begin EXERCISE INPUT

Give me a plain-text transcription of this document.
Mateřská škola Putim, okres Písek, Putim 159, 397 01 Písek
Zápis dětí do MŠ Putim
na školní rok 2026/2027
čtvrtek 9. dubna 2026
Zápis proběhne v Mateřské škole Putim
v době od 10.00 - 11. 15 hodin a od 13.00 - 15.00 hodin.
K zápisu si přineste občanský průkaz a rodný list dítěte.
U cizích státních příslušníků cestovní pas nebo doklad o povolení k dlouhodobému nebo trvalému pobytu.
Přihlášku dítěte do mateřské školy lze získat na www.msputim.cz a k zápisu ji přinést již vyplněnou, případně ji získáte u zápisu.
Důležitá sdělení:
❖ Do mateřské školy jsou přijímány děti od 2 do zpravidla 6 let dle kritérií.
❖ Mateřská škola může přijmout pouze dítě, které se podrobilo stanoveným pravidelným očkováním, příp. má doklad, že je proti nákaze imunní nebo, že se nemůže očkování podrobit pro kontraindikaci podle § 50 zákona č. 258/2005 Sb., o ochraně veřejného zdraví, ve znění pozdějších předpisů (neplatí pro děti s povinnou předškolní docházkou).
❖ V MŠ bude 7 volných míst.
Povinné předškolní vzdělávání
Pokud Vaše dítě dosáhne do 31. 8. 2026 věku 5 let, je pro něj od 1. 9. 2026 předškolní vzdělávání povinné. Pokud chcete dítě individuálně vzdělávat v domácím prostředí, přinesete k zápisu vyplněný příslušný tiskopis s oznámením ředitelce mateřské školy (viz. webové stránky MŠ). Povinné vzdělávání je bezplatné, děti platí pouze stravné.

end EXERCISE INPUT

### PROBLEM REQUIREMENTS
Exactly how many lines contain "školy"? State the number and nothing else.

### WRITTEN RESPONSE
3